** Begin Quoted passage **

If you wish to explore a Martian landscape without leaving your armchair, a few simple clicks around the NASA Web site will lead you to panoramic photographs taken from the Mars Exploration Rovers, Spirit and Opportunity. Many of the technologies that enable this spectacular Mars photography have also inspired advancements in photography here on Earth, including the panoramic camera (Pancam) and its housing assembly, designed by the Jet Propulsion Laboratory and Cornell University for the Mars missions. Mounted atop each rover, the Pancam mast assembly (PMA) can tilt a full 180 degrees and swivel 360 degrees, allowing for a complete, highly detailed view of the Martian landscape.

The rover Pancams take small, 1 megapixel (1 million pixel) digital photographs, which are stitched together into large panoramas that sometimes measure 4 by 24 megapixels. The Pancam software performs some image correction and stitching after the photographs are transmitted back to Earth. Different lens filters and a spectrometer also assist scientists in their analyses of infrared radiation from the objects in the photographs. These photographs from Mars spurred developers to begin thinking in terms of larger and higher quality images: super-sized digital pictures, or gigapixels, which are images composed of 1 billion or more pixels.

Gigapixel images are more than 200 times the size captured by today’s standard 4 megapixel digital camera. Although originally created for the Mars missions, the detail provided by these large photographs allows for many purposes, not all of which are limited to extraterrestrial photography.

Partnership

The technology behind the Mars rover PMAs inspired Randy Sargent at Ames Research Center and Illah Nourbakhsh at Carnegie Mellon University (CMU) to look at ways consumers might be able to use similar technology for more “down-to-Earth” photography and virtual exploration.

In 2005, Sargent and Nourbakhsh created the Global Connection Project, a collaboration of scientists from CMU, Google Inc., and the National Geographic Society, whose vision is to encourage better understanding of the Earth’s cultures through images. This vision inspired the development of their Gigapan products.

After seeing what the Pancams and PMAs could do, Sargent created a prototype for a consumer-version of a robotic camera platform. He worked with Rich LeGrand of Charmed Labs LLC, in Austin, Texas, to design and manufacture the Gigapan robotic platform for standard digital cameras.

Product Outcome

The Gigapan robotic platform is, in essence, an intelligent tripod that enables an amateur photographer to set up detailed shots with ease. A user sets the upper-left and lower-right corners of the panorama, and the Gigapan simply will capture as many images as the user or scene requires. With this level of automation, a 500-picture panorama is no more complicated than a 4-picture panorama; only the camera’s memory limits the size of the panorama.

The Global Connection Project also created two other Gigapan products: a Gigapan Web site and panorama stitching software born from the Ames Vision Workbench, an image processing and computer vision library developed by the Autonomous Systems and Robotics Area in the Intelligent Systems Division.

A high-resolution composite photograph shows a monk atop a temple in Nepal, the temple at a distance, and a restaurant behind the temple.

** End Quoted passage **
** Begin Listing **

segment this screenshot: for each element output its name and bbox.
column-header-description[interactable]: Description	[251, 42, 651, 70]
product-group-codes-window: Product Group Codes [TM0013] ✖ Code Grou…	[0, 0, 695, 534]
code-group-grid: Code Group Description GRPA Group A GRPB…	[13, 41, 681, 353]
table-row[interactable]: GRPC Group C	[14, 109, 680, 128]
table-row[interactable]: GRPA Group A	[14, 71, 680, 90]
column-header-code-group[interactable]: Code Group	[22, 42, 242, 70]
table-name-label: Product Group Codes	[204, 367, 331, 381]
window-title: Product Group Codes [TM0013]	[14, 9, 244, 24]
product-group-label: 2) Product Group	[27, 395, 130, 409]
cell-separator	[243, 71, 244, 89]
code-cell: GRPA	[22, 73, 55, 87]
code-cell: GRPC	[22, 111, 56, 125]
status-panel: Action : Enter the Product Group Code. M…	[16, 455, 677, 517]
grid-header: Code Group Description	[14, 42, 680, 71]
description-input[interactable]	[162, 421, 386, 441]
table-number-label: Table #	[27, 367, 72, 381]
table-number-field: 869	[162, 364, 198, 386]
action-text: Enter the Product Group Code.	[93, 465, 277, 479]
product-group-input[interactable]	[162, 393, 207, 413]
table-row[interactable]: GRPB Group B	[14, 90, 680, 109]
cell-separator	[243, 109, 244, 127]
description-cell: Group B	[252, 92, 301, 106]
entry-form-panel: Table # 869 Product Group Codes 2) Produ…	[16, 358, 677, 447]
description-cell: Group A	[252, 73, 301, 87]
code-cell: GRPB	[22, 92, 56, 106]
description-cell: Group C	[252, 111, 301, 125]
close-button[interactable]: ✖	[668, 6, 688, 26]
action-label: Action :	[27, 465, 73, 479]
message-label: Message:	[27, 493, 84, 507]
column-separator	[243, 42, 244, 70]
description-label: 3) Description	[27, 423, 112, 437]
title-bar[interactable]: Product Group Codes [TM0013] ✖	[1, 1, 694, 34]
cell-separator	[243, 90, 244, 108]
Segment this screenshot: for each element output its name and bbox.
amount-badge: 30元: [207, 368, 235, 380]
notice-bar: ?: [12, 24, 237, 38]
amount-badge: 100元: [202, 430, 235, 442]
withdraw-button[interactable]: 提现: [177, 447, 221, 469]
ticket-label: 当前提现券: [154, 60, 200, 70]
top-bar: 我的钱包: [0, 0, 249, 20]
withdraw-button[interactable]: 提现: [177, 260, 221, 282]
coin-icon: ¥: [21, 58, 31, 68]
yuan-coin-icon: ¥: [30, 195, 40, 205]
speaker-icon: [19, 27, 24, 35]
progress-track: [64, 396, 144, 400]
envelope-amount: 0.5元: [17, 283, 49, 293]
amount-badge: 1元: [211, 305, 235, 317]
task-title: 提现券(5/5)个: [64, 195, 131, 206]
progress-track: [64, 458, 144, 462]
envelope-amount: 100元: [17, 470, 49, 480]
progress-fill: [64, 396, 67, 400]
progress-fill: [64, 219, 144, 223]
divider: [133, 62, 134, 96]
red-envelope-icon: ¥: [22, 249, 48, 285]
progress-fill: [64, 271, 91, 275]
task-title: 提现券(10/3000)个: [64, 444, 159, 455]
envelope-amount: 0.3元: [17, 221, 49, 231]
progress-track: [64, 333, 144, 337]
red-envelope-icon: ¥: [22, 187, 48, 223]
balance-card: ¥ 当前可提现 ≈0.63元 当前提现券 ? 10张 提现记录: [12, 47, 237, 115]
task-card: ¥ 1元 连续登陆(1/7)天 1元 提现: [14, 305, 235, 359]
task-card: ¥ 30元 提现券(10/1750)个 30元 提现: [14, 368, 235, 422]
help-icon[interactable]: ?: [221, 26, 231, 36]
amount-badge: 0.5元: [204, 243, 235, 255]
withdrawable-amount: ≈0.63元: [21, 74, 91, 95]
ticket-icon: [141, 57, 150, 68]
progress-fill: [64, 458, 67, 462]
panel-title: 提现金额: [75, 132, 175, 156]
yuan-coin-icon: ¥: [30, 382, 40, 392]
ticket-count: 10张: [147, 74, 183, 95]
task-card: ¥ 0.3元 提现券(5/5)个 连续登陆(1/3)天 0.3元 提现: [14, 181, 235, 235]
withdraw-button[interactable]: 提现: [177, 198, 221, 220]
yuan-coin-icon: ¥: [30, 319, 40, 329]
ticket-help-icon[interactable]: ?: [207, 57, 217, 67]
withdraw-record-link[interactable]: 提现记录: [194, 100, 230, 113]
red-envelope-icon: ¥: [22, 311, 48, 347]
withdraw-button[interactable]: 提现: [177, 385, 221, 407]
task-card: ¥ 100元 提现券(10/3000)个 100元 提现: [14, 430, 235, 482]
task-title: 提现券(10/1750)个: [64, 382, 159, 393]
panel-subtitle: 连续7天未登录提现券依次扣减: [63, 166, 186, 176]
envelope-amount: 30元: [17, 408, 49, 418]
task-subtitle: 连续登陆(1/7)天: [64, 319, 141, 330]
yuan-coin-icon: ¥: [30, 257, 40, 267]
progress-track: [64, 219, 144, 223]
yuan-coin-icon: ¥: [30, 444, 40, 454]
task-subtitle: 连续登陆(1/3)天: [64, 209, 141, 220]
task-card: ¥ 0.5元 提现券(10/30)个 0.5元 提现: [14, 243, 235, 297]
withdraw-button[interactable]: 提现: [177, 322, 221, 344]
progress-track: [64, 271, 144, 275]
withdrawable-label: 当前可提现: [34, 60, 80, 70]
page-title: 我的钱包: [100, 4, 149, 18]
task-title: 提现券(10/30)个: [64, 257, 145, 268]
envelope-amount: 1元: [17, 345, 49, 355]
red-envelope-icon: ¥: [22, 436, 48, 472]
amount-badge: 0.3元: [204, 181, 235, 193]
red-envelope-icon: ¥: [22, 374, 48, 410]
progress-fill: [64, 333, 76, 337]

** End Listing **

Continue the passage on the Gigapan panorama technology, starting right after its final sentence.

-- Written response --
Gigapan allows a photographer to capture extremely high-resolution panoramas, which a user can explore in depth. In this wide view of Boudhanath Stupa in Kathmandu, Nepal, it is possible to zoom all the way into the smallest, barely visible points in the picture, such as the monk standing on the roof of the temple or the sign above the Tibet Kitchen Restaurant and Bar.
Gigapan panoramic image courtesy of Jessee Mayfield.

The robotic platform works with the stitching software by precisely manipulating and aligning each shot ahead of time. The Gigapan software complements the robotic platform by arranging the parts of the panorama (potentially hundreds of individual photographs) into a grid where they are stitched together into a single, very large Gigapan image.

The Global Connection Project won a 2006 “Economic Development Award” from the Tech Museum Awards for its work in creating photographic overlays for Google Earth of areas affected by natural disasters. Government workers and concerned citizens used the images on Google Earth to see which areas needed help in the aftermath of Hurricane Katrina, Hurricane Rita, and the 2005 earthquake in Kashmir.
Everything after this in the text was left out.